◆ INFORMATION PROVIDED
--- START ---

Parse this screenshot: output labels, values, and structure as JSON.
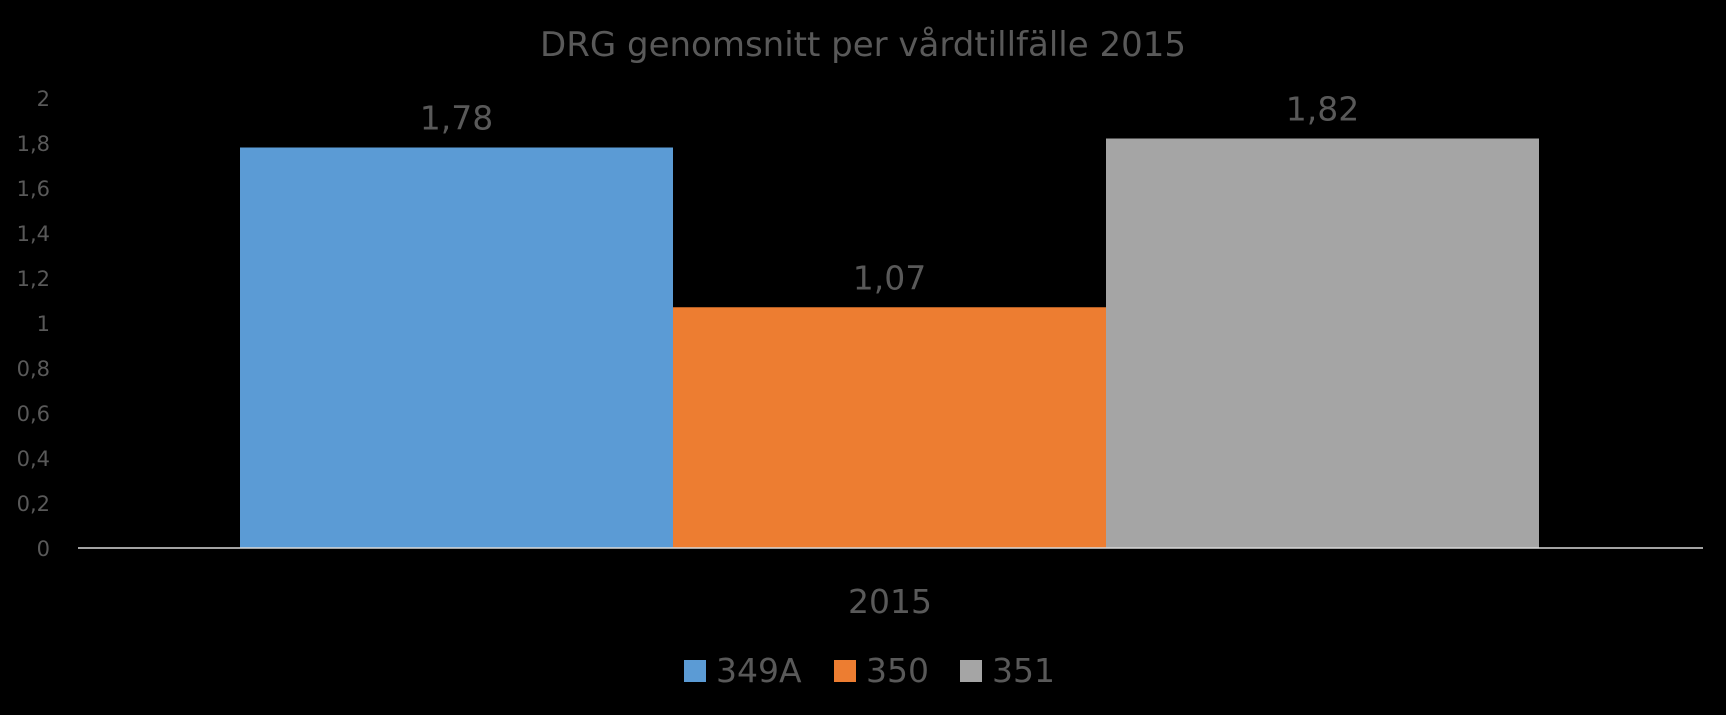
{
  "colors": {
    "background": "#000000",
    "text": "#595959",
    "axis": "#d9d9d9",
    "series_349A": "#5b9bd5",
    "series_350": "#ed7d31",
    "series_351": "#a5a5a5"
  },
  "chart_data": {
    "type": "bar",
    "title": "DRG genomsnitt per vårdtillfälle 2015",
    "categories": [
      "2015"
    ],
    "series": [
      {
        "name": "349A",
        "values": [
          1.78
        ],
        "label": "1,78",
        "color": "#5b9bd5"
      },
      {
        "name": "350",
        "values": [
          1.07
        ],
        "label": "1,07",
        "color": "#ed7d31"
      },
      {
        "name": "351",
        "values": [
          1.82
        ],
        "label": "1,82",
        "color": "#a5a5a5"
      }
    ],
    "ylim": [
      0,
      2
    ],
    "yticks": [
      0,
      0.2,
      0.4,
      0.6,
      0.8,
      1,
      1.2,
      1.4,
      1.6,
      1.8,
      2
    ],
    "ytick_labels": [
      "0",
      "0,2",
      "0,4",
      "0,6",
      "0,8",
      "1",
      "1,2",
      "1,4",
      "1,6",
      "1,8",
      "2"
    ],
    "grid": false,
    "legend_position": "bottom",
    "xlabel": "",
    "ylabel": ""
  }
}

--- END ---

◆ WHAT YOU NEED TO DO
Leave the images aside and transcribe all entries exactly.

◆ EXERCISE RESULT
Parse this screenshot: output labels, values, and structure as JSON.
{
  "colors": {
    "background": "#000000",
    "text": "#595959",
    "axis": "#d9d9d9",
    "series_349A": "#5b9bd5",
    "series_350": "#ed7d31",
    "series_351": "#a5a5a5"
  },
  "chart_data": {
    "type": "bar",
    "title": "DRG genomsnitt per vårdtillfälle 2015",
    "categories": [
      "2015"
    ],
    "series": [
      {
        "name": "349A",
        "values": [
          1.78
        ],
        "label": "1,78",
        "color": "#5b9bd5"
      },
      {
        "name": "350",
        "values": [
          1.07
        ],
        "label": "1,07",
        "color": "#ed7d31"
      },
      {
        "name": "351",
        "values": [
          1.82
        ],
        "label": "1,82",
        "color": "#a5a5a5"
      }
    ],
    "ylim": [
      0,
      2
    ],
    "yticks": [
      0,
      0.2,
      0.4,
      0.6,
      0.8,
      1,
      1.2,
      1.4,
      1.6,
      1.8,
      2
    ],
    "ytick_labels": [
      "0",
      "0,2",
      "0,4",
      "0,6",
      "0,8",
      "1",
      "1,2",
      "1,4",
      "1,6",
      "1,8",
      "2"
    ],
    "grid": false,
    "legend_position": "bottom",
    "xlabel": "",
    "ylabel": ""
  }
}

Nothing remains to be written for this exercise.